*Requirements*
In the entries below, identify every line with the string "Giulia" and copy it.

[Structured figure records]
------------------------------------------------------------------------

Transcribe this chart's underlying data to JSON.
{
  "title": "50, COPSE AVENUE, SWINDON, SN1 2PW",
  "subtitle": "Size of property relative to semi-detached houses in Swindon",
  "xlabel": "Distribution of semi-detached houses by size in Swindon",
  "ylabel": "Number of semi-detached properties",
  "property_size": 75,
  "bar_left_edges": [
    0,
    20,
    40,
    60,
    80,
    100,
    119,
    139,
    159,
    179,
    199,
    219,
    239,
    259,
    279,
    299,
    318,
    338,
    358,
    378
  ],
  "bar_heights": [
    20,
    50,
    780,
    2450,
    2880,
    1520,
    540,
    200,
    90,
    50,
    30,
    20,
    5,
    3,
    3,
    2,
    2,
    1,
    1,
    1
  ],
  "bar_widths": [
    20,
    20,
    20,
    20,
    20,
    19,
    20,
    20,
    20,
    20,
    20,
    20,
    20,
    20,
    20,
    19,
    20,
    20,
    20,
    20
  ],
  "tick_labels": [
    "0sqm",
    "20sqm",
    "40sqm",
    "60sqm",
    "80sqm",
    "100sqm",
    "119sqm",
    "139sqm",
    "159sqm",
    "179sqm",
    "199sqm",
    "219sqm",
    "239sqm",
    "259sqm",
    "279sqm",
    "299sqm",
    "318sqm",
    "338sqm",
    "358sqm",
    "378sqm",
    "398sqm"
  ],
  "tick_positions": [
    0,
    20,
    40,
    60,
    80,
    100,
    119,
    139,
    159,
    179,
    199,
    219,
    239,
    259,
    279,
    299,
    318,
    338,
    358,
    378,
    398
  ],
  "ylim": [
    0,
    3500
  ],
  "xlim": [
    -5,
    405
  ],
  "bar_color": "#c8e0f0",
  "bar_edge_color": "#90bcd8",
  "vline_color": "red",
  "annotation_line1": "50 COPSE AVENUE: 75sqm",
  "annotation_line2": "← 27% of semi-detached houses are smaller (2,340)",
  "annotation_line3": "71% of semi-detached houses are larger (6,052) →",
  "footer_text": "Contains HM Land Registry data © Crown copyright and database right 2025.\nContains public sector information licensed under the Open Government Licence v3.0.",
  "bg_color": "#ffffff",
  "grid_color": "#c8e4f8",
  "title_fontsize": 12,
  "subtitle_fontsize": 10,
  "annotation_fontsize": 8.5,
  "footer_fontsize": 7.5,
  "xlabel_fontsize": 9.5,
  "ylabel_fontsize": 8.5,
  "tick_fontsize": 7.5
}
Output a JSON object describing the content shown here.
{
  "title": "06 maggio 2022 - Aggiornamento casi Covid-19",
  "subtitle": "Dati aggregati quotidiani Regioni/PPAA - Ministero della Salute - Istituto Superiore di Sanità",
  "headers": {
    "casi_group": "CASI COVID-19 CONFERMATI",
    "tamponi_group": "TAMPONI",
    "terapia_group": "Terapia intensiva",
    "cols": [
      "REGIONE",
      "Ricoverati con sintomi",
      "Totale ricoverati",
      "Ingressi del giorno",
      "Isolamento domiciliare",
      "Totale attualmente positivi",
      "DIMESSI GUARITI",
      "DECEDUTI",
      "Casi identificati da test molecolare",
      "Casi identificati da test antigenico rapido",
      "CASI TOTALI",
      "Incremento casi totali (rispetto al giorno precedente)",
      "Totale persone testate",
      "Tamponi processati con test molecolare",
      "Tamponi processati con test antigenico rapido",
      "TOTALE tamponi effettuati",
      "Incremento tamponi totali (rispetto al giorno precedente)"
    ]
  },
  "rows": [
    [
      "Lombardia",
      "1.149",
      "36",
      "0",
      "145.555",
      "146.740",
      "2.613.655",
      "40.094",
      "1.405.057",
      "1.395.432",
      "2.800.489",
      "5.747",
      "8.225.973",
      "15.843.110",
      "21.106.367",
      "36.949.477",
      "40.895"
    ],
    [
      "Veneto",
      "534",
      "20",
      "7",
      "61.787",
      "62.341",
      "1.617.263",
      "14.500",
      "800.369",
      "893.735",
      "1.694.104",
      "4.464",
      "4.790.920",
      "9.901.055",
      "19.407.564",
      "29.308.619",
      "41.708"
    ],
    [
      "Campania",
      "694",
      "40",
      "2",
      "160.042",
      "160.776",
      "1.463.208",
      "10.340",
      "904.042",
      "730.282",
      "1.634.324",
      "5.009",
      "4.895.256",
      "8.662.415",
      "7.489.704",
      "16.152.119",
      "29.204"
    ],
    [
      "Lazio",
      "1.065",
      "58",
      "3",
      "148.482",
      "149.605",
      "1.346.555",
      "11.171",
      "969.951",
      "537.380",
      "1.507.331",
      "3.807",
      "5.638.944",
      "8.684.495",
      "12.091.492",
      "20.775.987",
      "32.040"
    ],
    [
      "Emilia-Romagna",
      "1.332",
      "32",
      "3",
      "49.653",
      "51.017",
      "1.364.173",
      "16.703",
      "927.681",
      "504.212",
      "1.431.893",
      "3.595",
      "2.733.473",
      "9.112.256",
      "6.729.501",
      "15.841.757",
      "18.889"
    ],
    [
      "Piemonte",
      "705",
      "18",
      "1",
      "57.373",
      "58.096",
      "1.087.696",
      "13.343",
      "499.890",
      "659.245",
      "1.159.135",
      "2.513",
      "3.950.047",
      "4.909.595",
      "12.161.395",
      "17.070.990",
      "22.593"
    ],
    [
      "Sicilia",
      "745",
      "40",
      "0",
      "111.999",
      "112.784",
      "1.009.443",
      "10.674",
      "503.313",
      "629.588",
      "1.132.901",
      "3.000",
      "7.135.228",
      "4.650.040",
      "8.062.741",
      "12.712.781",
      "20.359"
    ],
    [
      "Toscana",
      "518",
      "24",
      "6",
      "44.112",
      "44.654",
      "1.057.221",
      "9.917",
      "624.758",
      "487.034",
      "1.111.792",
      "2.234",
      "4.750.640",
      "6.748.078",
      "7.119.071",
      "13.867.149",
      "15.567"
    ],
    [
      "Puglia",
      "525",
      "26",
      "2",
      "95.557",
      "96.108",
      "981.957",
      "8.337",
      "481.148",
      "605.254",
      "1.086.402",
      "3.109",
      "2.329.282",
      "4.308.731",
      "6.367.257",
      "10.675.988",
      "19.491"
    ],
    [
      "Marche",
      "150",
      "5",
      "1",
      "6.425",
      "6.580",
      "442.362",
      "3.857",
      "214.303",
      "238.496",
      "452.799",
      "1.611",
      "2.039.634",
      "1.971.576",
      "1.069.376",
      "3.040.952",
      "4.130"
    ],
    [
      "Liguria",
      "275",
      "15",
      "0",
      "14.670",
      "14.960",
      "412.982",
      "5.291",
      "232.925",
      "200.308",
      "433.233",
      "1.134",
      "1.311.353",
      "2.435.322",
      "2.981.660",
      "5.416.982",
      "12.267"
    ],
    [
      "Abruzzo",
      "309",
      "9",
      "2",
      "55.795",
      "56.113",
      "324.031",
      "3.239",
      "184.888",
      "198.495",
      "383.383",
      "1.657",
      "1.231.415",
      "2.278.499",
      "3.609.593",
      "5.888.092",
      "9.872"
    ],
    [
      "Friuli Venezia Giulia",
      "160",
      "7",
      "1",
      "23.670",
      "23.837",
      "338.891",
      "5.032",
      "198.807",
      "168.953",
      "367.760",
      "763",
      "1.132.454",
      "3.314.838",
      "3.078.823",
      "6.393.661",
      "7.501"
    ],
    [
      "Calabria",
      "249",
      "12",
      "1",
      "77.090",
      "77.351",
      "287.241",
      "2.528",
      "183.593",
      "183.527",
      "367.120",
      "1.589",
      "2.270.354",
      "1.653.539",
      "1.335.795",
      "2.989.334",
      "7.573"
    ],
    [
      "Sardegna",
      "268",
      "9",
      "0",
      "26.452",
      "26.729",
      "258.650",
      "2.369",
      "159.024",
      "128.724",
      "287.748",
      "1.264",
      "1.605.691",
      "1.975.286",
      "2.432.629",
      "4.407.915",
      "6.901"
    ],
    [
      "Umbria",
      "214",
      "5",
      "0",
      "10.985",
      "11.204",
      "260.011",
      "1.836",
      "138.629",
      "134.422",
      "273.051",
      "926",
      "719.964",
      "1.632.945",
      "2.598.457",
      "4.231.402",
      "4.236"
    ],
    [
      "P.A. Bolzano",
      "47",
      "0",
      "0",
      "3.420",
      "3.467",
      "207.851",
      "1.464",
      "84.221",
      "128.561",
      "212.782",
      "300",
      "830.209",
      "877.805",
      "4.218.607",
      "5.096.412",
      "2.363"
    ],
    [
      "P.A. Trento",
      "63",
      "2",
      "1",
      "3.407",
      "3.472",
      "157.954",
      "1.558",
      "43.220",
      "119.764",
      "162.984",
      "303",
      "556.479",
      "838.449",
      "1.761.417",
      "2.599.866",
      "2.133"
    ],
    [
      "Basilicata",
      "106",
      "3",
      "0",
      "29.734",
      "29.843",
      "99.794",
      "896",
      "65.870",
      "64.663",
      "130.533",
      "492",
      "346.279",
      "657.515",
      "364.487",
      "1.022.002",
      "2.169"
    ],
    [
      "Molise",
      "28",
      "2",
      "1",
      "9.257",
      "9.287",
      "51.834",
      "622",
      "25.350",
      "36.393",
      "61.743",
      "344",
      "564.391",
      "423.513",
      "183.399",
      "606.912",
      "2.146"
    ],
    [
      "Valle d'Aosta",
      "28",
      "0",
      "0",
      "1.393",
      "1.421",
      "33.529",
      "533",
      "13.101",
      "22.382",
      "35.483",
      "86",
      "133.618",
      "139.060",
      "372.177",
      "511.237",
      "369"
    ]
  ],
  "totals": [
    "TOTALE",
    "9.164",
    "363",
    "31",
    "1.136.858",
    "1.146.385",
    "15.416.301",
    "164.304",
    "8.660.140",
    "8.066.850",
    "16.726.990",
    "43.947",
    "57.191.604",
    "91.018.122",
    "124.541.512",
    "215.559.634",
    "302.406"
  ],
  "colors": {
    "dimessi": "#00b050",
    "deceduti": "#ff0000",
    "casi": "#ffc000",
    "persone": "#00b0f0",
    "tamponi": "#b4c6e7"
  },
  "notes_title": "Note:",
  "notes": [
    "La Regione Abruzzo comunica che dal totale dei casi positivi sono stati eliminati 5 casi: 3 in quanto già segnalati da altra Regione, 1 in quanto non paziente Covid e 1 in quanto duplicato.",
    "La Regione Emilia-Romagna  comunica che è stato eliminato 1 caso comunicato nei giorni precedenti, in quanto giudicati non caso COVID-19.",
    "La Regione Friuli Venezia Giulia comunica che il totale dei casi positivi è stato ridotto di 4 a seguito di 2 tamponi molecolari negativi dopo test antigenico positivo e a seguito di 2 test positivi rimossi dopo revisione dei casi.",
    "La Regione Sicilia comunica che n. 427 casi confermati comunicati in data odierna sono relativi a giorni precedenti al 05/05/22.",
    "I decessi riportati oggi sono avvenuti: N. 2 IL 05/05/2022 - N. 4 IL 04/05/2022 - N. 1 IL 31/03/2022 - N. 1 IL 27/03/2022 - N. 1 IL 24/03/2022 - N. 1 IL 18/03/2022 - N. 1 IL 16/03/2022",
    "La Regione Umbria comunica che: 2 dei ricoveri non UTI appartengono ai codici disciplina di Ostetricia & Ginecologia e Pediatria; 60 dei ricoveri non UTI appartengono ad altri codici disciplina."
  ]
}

------------------------------------------------------------------------

*The response*
      "Friuli Venezia Giulia",
    "La Regione Friuli Venezia Giulia comunica che il totale dei casi positivi è stato ridotto di 4 a seguito di 2 tamponi molecolari negativi dopo test antigenico positivo e a seguito di 2 test positivi rimossi dopo revisione dei casi.",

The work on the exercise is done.